• _QUOTED PASSAGE_:
________

Rodney M Bliss

Did You See Jackie Robinson Hit That Ball?

Did you see Jacki Robinson hit that ball?

Did he hit it? Boy, and that ain’t all.

He stole home.

Yes, yes, Jackie’s real gone.

– lyrics by Buddy Johnson

Baseball marks the start of Spring for me. It doesn’t matter what the calendar says. This year Opening Day was April 1st. No joke. (You know, not like last year.) In 1947 teams played a shorter schedule; 154 games rather than the 162 regular season games played currently.) That meant a later Opening Day. In fact, I can tell you that Opening Day in 1947 was April 15th.

I don’t know what day of the week it was. I really couldn’t tell you much about it at all. Except I know it was on April 15. In fact, yesterday, everyone knew celebrated Opening Day for the 1947 season. That might seem like a strange thing to celebrate.

They aren’t celebrating the day. They are celebrating first basemen. Okay, not all the first basemen. Just the Dodgers first baseman. Not the LA Dodgers, they played in Brooklyn 74 years ago. And on April 15, 1947 the Brooklyn Dodgers first baseman was a man named Jackie Robinson. And prior to that game he was about to do something that hadn’t happened for 63 years, since 1884. A black man was going to take the field for a Major League Baseball team.

________

• _SHORT PROBLEM 1_:
Answer these questions from the post about Jackie Robinson:
(a) On what date was Opening Day this year?
(b) How many games did teams play in the 1947 schedule?
(c) What position did Jackie Robinson play for the Brooklyn Dodgers on April 15, 1947?
• _SHORT PROBLEM 2_:
Decide whether each statement agrees with the post about Jackie Robinson. Give yes or no, and quote the words that settle it.
(a) In 1947 the Dodgers played in Los Angeles.
(b) The current regular season has 162 games.
(c) The song lyrics at the top are by Buddy Johnson.
• _SHORT PROBLEM 3_: Extend the post about Jackie Robinson, picking up right after its final sentence.

[Annotated element entries]
________

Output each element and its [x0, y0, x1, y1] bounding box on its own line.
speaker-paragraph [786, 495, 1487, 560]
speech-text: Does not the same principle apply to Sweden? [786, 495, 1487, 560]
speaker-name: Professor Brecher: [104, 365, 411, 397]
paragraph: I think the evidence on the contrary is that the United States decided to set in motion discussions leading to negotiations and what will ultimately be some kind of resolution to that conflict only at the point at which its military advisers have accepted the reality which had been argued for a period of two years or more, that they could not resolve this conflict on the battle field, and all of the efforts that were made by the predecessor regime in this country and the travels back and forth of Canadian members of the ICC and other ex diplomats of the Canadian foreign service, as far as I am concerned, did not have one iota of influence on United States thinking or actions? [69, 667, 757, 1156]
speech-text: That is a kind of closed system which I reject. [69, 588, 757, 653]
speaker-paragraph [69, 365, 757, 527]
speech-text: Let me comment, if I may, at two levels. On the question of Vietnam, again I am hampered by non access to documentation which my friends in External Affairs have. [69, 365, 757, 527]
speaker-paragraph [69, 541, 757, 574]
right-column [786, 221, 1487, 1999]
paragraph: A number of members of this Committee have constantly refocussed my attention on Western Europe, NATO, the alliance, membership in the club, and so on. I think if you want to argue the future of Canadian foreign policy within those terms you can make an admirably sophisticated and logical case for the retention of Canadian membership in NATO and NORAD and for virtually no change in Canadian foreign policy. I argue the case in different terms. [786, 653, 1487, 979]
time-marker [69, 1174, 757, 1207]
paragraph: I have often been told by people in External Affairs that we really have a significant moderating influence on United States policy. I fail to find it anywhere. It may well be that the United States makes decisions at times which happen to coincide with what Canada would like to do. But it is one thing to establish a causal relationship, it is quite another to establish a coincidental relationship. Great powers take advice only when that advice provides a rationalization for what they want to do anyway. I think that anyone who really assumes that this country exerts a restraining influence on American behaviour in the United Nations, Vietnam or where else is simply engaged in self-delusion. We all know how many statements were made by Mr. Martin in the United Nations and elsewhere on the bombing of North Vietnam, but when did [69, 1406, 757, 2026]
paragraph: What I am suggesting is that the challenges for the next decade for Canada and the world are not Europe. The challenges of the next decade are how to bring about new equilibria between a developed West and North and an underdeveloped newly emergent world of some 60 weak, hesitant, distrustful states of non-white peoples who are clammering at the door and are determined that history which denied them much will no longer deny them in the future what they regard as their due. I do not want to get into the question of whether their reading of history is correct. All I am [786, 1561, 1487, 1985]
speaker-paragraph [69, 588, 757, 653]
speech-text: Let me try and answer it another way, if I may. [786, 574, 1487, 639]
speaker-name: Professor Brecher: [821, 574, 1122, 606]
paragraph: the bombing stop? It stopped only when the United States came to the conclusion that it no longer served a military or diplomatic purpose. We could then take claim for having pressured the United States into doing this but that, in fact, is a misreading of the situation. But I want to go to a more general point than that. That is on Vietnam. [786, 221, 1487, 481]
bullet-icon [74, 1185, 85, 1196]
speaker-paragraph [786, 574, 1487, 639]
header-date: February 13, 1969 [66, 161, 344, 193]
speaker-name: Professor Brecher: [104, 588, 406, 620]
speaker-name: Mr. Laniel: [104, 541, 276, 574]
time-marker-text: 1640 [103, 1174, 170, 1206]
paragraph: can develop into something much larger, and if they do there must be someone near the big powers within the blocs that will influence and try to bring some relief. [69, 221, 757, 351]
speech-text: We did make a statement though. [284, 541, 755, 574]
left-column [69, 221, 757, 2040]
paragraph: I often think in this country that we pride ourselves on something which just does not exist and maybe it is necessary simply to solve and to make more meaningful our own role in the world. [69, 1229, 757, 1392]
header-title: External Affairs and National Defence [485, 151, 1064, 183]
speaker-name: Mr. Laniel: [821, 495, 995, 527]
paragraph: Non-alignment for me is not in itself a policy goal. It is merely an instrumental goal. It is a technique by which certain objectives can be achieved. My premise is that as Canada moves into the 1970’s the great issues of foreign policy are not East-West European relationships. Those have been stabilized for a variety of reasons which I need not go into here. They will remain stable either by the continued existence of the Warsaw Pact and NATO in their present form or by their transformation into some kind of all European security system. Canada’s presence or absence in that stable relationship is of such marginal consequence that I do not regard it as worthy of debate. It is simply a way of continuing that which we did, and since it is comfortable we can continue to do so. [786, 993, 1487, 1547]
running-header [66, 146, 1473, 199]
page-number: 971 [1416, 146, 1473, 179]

________

• _REPLY 1_:
(a) April 1st
(b) 154 games
(c) First baseman

• _REPLY 2_:
(a) No: "Not the LA Dodgers, they played in Brooklyn 74 years ago."
(b) Yes: "154 games rather than the 162 regular season games played currently"
(c) Yes: "– lyrics by Buddy Johnson"

• _REPLY 3_:
Robinson was already a star in the Negro Leagues. His first season with the Dodgers he played for their AAA team, the Montreal Royals. By 1947 he was ready for the Dodgers. The league was not always ready for Robinson. His first year he batted .297. He led the league in sacrifice hits at 28. He lead the league in stolen bases with 29. He also won the Rookie of the Year award. It was the first year it was offered.

Today, the Rookie of the Year award is called the Jackie Robinson award in his honor. Robinson wore number 42 when he put on Dodger blue that Spring day in 1947. Nobody wears number 42 in baseball anymore. The last player to wear 42 was the great Yankee closer Mariano Rivera. When he retired in 2013 the number 42 was also retired for good.

In 1997, the 50th anniversary of Robinson’s MLB debut, MLB took the unprecedented step of retiring his number throughout all of baseball. No one would ever be allowed to wear it again.

Except. . .

Except that today, everyone wore #42. Every player, every ballboy, every manager. Every single player in the Major Leagues today wore #42 to celebrate that day three quarters of a century ago when the Dodgers brought up their new first basemen.

Happy Jackie Robinson Day.

Stay safe

Rodney M Bliss is an author, columnist and IT Consultant. His blog updates every weekday. He lives in Pleasant Grove, UT with his lovely wife, thirteen children and grandchildren.

Follow him on
Twitter (@rodneymbliss)
Facebook (www.facebook.com/rbliss)
LinkedIn (www.LinkedIn.com/in/rbliss)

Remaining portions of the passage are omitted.